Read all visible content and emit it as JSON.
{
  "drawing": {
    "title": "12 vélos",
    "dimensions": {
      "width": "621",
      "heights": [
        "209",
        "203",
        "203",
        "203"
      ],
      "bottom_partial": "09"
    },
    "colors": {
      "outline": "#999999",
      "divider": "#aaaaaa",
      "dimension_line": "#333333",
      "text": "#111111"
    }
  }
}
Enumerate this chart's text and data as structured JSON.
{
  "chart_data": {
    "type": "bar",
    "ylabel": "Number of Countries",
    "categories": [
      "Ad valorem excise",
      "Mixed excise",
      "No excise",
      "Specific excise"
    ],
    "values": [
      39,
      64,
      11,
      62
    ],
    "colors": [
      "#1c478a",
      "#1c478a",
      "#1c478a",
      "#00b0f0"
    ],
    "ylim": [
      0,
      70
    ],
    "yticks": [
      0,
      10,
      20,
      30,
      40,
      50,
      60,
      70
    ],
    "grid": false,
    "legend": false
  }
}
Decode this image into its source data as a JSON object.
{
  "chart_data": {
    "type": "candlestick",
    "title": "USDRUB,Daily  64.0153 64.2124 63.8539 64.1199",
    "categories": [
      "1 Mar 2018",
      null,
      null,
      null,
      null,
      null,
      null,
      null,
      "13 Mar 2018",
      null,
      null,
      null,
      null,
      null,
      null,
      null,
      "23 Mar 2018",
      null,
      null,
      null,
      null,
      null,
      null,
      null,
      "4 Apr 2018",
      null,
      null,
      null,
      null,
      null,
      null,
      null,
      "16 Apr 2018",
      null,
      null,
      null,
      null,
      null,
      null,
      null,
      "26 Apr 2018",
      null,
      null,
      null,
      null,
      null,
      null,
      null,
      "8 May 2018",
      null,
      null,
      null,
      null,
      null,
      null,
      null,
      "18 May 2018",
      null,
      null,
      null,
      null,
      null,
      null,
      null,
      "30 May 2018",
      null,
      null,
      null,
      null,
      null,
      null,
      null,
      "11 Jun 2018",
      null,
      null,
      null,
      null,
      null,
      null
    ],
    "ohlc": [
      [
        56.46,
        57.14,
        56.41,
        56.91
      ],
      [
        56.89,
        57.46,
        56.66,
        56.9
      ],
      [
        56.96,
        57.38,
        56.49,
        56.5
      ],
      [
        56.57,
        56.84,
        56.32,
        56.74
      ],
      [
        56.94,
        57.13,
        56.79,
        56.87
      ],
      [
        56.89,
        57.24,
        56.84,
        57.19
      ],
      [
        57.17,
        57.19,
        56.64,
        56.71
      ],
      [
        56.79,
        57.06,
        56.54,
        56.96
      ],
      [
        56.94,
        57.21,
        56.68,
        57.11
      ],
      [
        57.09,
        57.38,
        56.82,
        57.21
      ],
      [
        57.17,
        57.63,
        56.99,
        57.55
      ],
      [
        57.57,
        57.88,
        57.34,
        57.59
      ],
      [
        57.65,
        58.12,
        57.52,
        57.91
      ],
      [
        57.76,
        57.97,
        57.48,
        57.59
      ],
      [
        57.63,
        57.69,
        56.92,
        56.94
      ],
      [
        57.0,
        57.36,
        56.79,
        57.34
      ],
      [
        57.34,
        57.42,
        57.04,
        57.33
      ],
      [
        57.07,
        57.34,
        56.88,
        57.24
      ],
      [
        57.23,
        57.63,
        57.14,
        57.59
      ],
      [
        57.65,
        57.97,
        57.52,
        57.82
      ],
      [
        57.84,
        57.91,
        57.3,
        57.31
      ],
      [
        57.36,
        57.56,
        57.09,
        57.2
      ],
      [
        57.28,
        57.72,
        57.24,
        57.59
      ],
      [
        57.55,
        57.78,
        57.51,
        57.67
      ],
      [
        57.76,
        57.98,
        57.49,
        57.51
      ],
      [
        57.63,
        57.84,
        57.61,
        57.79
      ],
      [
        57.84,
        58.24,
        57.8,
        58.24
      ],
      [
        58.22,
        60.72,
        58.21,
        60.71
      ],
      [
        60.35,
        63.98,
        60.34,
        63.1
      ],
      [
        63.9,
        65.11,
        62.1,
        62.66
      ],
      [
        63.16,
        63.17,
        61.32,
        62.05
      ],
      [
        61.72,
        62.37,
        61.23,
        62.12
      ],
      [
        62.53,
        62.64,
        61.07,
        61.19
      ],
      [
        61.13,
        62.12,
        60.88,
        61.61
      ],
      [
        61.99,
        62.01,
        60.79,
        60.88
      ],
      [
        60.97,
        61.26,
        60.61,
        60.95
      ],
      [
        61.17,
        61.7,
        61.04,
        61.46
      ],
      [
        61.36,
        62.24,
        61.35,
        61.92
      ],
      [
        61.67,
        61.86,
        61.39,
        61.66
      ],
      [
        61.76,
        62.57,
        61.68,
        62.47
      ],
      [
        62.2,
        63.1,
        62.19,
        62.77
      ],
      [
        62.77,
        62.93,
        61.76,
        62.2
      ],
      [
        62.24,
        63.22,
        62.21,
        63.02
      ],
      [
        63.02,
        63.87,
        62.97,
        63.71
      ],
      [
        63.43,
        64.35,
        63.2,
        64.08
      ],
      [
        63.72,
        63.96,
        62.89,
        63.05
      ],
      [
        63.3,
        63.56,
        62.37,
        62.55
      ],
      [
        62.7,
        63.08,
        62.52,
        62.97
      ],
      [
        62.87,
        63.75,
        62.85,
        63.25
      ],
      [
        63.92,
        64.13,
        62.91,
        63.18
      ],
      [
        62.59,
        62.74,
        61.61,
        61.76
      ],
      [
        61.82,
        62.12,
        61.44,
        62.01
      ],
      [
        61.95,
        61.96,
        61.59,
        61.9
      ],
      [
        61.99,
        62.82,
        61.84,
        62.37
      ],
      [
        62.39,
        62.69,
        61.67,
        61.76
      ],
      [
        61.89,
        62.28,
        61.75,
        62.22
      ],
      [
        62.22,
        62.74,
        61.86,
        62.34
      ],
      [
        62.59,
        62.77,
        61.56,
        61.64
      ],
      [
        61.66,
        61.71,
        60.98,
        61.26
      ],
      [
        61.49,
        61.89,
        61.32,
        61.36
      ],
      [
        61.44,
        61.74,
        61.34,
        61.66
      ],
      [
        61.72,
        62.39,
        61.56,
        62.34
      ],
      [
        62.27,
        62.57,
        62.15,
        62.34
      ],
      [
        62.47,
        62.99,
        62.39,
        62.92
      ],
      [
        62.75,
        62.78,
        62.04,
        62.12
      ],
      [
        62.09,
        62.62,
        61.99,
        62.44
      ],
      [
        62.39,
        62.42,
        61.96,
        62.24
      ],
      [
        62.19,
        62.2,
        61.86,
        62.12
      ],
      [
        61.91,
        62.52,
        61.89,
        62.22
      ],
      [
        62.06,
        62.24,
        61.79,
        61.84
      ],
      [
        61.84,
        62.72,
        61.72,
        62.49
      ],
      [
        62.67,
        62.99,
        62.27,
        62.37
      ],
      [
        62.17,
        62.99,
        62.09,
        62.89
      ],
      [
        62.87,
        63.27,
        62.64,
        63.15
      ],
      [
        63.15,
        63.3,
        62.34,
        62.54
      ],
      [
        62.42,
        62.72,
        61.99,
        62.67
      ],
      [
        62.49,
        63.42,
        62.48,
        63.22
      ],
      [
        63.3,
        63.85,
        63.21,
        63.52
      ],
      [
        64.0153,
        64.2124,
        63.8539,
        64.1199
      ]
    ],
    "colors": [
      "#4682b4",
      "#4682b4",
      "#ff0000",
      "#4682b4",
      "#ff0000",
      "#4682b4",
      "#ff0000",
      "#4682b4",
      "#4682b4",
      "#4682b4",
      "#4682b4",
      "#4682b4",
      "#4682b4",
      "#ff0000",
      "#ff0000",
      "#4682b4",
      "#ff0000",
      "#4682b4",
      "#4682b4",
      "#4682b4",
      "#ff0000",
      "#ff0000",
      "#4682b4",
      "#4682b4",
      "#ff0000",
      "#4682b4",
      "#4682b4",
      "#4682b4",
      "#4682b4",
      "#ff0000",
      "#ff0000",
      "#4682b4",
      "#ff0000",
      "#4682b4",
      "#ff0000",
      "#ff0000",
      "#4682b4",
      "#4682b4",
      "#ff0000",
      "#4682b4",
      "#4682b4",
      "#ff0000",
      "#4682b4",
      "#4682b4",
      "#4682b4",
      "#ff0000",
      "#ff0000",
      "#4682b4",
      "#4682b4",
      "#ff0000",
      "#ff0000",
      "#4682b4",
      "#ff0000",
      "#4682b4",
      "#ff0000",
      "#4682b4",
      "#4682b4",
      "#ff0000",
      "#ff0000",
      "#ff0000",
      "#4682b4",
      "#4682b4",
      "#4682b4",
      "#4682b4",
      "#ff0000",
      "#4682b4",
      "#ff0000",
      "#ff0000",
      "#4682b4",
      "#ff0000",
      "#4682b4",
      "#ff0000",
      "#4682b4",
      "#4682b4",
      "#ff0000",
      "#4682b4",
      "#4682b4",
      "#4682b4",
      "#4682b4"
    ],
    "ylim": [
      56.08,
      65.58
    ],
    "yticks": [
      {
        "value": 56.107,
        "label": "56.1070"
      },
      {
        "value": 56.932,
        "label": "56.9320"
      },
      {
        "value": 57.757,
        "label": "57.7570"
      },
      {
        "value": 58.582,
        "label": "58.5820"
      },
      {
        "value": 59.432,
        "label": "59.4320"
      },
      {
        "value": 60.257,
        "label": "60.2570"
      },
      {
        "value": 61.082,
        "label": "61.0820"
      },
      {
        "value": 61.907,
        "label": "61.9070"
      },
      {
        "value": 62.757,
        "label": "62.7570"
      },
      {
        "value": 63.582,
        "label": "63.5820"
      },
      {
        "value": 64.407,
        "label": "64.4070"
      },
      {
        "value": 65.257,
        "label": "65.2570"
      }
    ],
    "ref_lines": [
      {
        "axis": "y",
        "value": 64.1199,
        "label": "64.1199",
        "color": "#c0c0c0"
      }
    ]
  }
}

* * * * * * *

Go through the listing above and return every line where the word "title" occurs.

### [FINISHED EXERCISE]
    "title": "12 vélos",
    "title": "USDRUB,Daily  64.0153 64.2124 63.8539 64.1199",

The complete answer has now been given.